Requirement ▸ Read the entries below and pull out each line with the string "培养和提高学生用所学知识解决实际问题的能力".

Stored dataset items
..............................

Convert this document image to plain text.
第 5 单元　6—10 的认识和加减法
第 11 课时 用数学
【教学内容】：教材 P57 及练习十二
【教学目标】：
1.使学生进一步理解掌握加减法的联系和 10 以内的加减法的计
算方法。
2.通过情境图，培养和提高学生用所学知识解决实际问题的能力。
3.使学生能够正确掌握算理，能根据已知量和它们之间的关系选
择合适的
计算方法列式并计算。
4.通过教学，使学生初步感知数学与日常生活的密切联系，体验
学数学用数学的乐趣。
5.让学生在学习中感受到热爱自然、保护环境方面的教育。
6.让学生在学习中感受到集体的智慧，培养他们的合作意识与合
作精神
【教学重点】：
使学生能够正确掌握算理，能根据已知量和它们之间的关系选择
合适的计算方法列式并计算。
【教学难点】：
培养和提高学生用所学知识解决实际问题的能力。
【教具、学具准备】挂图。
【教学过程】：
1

..............................

Output for this task ▸
2.通过情境图，培养和提高学生用所学知识解决实际问题的能力。
培养和提高学生用所学知识解决实际问题的能力。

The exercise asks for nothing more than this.